## WHAT YOU WILL DO
Omit the images, then print each record below exactly as it reads.
⁂
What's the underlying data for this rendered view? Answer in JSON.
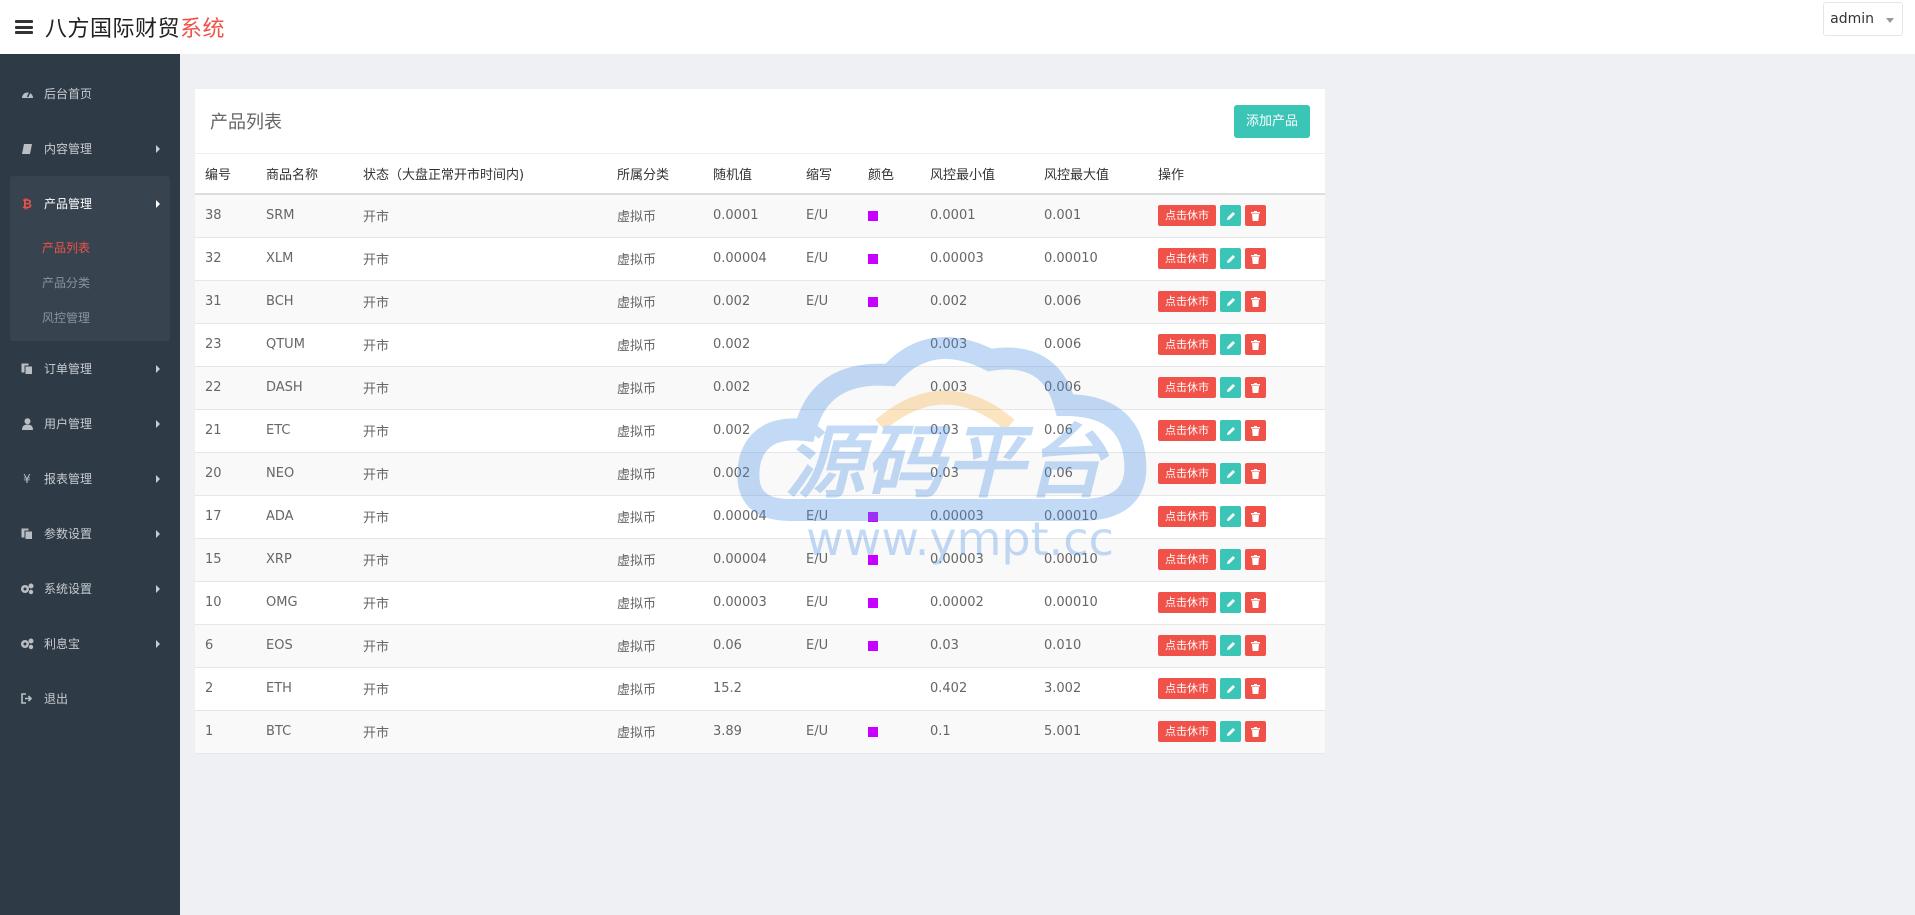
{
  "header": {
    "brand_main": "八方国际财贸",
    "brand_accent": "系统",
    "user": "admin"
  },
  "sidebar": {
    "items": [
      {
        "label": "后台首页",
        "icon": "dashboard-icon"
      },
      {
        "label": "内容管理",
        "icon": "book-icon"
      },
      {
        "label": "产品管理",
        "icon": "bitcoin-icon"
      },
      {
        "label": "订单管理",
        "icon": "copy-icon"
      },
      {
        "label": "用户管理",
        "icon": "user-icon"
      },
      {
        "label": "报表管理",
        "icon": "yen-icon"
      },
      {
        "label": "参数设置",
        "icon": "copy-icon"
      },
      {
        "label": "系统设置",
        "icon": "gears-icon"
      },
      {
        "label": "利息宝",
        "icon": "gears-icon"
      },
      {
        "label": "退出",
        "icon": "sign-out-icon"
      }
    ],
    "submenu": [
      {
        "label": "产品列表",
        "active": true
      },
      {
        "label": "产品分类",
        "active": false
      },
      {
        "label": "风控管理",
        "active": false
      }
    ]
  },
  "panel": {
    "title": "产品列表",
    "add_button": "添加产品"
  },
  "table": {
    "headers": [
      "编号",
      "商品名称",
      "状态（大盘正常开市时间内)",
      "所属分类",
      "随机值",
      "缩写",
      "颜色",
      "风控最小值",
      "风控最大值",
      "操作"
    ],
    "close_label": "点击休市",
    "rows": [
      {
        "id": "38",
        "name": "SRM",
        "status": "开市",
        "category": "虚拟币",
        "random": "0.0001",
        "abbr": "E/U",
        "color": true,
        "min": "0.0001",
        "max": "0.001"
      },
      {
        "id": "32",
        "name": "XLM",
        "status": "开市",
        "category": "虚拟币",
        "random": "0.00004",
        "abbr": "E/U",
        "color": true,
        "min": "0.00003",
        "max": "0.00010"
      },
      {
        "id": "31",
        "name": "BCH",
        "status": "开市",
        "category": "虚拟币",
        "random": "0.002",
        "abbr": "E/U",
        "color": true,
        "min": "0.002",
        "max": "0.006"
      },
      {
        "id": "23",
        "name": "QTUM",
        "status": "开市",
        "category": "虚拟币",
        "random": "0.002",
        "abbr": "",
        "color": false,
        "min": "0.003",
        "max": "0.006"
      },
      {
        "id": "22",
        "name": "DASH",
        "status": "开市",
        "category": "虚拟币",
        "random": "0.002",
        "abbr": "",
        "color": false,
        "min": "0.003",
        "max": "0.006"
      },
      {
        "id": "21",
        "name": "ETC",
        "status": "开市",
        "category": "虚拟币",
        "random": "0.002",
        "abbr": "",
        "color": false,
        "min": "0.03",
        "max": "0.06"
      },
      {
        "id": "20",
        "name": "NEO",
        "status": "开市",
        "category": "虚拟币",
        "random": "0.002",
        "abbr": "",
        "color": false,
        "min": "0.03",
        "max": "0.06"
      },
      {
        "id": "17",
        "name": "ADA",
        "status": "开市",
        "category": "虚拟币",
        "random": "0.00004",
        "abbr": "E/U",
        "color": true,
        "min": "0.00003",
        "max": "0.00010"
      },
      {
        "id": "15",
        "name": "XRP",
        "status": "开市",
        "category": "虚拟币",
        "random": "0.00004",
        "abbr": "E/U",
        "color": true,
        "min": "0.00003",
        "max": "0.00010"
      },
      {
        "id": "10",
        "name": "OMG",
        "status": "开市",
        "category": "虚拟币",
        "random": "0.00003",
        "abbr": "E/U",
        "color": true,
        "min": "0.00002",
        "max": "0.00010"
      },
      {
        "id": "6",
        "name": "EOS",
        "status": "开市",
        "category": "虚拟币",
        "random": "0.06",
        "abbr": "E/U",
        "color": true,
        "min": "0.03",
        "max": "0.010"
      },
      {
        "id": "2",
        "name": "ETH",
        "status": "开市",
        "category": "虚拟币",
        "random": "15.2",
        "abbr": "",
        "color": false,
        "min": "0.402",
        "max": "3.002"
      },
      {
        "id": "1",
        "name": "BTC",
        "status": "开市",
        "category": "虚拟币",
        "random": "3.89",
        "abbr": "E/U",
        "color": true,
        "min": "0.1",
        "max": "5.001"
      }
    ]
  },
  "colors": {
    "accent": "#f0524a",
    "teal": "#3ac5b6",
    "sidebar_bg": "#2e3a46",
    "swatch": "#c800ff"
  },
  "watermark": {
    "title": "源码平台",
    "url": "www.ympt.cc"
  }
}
⁂
## WRITTEN SOLUTION
What's the underlying data for this rendered view? Answer in JSON.
{
  "header": {
    "brand_main": "八方国际财贸",
    "brand_accent": "系统",
    "user": "admin"
  },
  "sidebar": {
    "items": [
      {
        "label": "后台首页",
        "icon": "dashboard-icon"
      },
      {
        "label": "内容管理",
        "icon": "book-icon"
      },
      {
        "label": "产品管理",
        "icon": "bitcoin-icon"
      },
      {
        "label": "订单管理",
        "icon": "copy-icon"
      },
      {
        "label": "用户管理",
        "icon": "user-icon"
      },
      {
        "label": "报表管理",
        "icon": "yen-icon"
      },
      {
        "label": "参数设置",
        "icon": "copy-icon"
      },
      {
        "label": "系统设置",
        "icon": "gears-icon"
      },
      {
        "label": "利息宝",
        "icon": "gears-icon"
      },
      {
        "label": "退出",
        "icon": "sign-out-icon"
      }
    ],
    "submenu": [
      {
        "label": "产品列表",
        "active": true
      },
      {
        "label": "产品分类",
        "active": false
      },
      {
        "label": "风控管理",
        "active": false
      }
    ]
  },
  "panel": {
    "title": "产品列表",
    "add_button": "添加产品"
  },
  "table": {
    "headers": [
      "编号",
      "商品名称",
      "状态（大盘正常开市时间内)",
      "所属分类",
      "随机值",
      "缩写",
      "颜色",
      "风控最小值",
      "风控最大值",
      "操作"
    ],
    "close_label": "点击休市",
    "rows": [
      {
        "id": "38",
        "name": "SRM",
        "status": "开市",
        "category": "虚拟币",
        "random": "0.0001",
        "abbr": "E/U",
        "color": true,
        "min": "0.0001",
        "max": "0.001"
      },
      {
        "id": "32",
        "name": "XLM",
        "status": "开市",
        "category": "虚拟币",
        "random": "0.00004",
        "abbr": "E/U",
        "color": true,
        "min": "0.00003",
        "max": "0.00010"
      },
      {
        "id": "31",
        "name": "BCH",
        "status": "开市",
        "category": "虚拟币",
        "random": "0.002",
        "abbr": "E/U",
        "color": true,
        "min": "0.002",
        "max": "0.006"
      },
      {
        "id": "23",
        "name": "QTUM",
        "status": "开市",
        "category": "虚拟币",
        "random": "0.002",
        "abbr": "",
        "color": false,
        "min": "0.003",
        "max": "0.006"
      },
      {
        "id": "22",
        "name": "DASH",
        "status": "开市",
        "category": "虚拟币",
        "random": "0.002",
        "abbr": "",
        "color": false,
        "min": "0.003",
        "max": "0.006"
      },
      {
        "id": "21",
        "name": "ETC",
        "status": "开市",
        "category": "虚拟币",
        "random": "0.002",
        "abbr": "",
        "color": false,
        "min": "0.03",
        "max": "0.06"
      },
      {
        "id": "20",
        "name": "NEO",
        "status": "开市",
        "category": "虚拟币",
        "random": "0.002",
        "abbr": "",
        "color": false,
        "min": "0.03",
        "max": "0.06"
      },
      {
        "id": "17",
        "name": "ADA",
        "status": "开市",
        "category": "虚拟币",
        "random": "0.00004",
        "abbr": "E/U",
        "color": true,
        "min": "0.00003",
        "max": "0.00010"
      },
      {
        "id": "15",
        "name": "XRP",
        "status": "开市",
        "category": "虚拟币",
        "random": "0.00004",
        "abbr": "E/U",
        "color": true,
        "min": "0.00003",
        "max": "0.00010"
      },
      {
        "id": "10",
        "name": "OMG",
        "status": "开市",
        "category": "虚拟币",
        "random": "0.00003",
        "abbr": "E/U",
        "color": true,
        "min": "0.00002",
        "max": "0.00010"
      },
      {
        "id": "6",
        "name": "EOS",
        "status": "开市",
        "category": "虚拟币",
        "random": "0.06",
        "abbr": "E/U",
        "color": true,
        "min": "0.03",
        "max": "0.010"
      },
      {
        "id": "2",
        "name": "ETH",
        "status": "开市",
        "category": "虚拟币",
        "random": "15.2",
        "abbr": "",
        "color": false,
        "min": "0.402",
        "max": "3.002"
      },
      {
        "id": "1",
        "name": "BTC",
        "status": "开市",
        "category": "虚拟币",
        "random": "3.89",
        "abbr": "E/U",
        "color": true,
        "min": "0.1",
        "max": "5.001"
      }
    ]
  },
  "colors": {
    "accent": "#f0524a",
    "teal": "#3ac5b6",
    "sidebar_bg": "#2e3a46",
    "swatch": "#c800ff"
  },
  "watermark": {
    "title": "源码平台",
    "url": "www.ympt.cc"
  }
}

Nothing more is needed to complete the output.